__Quelle__.
════════

Da das Berufungsverfahren im vorliegenden Fall am 1. Juni 1992 beim Bundesminister für Inneres anhängig war, hatte die belangte Behörde gemäß § 25 Abs. 2 Asylgesetz 1991 dieses Gesetz anzuwenden. Gemäß § 2 Abs. 2 Z. 3 Asylgesetz 1991 ist auch einem Flüchtling dann nicht Asyl zu gewähren, wenn er bereits in einem anderen Staat vor Verfolgung sicher war.

════════

__Bereitgestellte Angaben__.

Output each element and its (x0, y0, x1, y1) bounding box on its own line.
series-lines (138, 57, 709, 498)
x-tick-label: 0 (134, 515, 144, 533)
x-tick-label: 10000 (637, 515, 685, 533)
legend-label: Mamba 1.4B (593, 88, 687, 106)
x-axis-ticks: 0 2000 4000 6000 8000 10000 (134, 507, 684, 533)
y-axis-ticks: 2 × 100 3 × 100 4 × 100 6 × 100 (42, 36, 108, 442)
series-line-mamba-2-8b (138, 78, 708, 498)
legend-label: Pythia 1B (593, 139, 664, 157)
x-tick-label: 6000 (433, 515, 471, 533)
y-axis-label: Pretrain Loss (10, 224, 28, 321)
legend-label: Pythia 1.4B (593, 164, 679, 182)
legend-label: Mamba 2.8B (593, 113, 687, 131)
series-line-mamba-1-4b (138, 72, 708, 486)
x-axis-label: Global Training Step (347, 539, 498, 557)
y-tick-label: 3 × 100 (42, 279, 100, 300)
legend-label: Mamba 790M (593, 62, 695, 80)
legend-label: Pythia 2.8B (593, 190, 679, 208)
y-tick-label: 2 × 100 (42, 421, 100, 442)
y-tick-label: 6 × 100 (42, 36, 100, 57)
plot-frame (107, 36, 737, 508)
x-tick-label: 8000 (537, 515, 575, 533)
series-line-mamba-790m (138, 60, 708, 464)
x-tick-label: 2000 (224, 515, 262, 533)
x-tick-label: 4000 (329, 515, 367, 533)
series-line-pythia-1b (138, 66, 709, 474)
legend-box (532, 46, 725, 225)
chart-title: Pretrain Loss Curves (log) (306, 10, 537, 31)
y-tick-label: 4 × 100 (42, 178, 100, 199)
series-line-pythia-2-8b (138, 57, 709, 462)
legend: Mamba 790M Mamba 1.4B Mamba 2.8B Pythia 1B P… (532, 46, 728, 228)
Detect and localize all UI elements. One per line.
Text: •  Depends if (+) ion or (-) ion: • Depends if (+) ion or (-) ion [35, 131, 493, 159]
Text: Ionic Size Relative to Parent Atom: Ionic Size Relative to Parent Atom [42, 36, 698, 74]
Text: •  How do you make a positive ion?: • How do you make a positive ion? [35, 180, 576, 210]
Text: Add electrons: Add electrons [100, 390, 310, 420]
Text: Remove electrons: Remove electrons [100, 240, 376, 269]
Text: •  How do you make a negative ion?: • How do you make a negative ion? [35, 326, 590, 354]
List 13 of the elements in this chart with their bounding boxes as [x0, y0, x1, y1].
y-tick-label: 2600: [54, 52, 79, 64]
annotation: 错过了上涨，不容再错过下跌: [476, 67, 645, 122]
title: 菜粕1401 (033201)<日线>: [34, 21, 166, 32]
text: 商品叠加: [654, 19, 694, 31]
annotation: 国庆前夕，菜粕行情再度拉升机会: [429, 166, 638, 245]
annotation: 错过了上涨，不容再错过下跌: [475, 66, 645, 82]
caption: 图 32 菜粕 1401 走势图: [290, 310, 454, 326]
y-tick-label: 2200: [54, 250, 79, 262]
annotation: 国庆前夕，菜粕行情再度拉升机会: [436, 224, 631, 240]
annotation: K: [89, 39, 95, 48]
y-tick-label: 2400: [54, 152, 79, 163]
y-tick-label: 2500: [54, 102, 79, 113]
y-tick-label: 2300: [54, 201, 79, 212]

════════

__Kurzaufgabe__. Geben Sie den Inhalt der Quelle in zwei Sätzen wieder.

__Ergebnis__. Weil das Berufungsverfahren am 1. Juni 1992 beim Bundesminister für Inneres anhängig war, musste die belangte Behörde nach § 25 Abs. 2 das Asylgesetz 1991 anwenden. Nach § 2 Abs. 2 Z. 3 dieses Gesetzes ist auch einem Flüchtling kein Asyl zu gewähren, wenn er bereits in einem anderen Staat vor Verfolgung sicher war.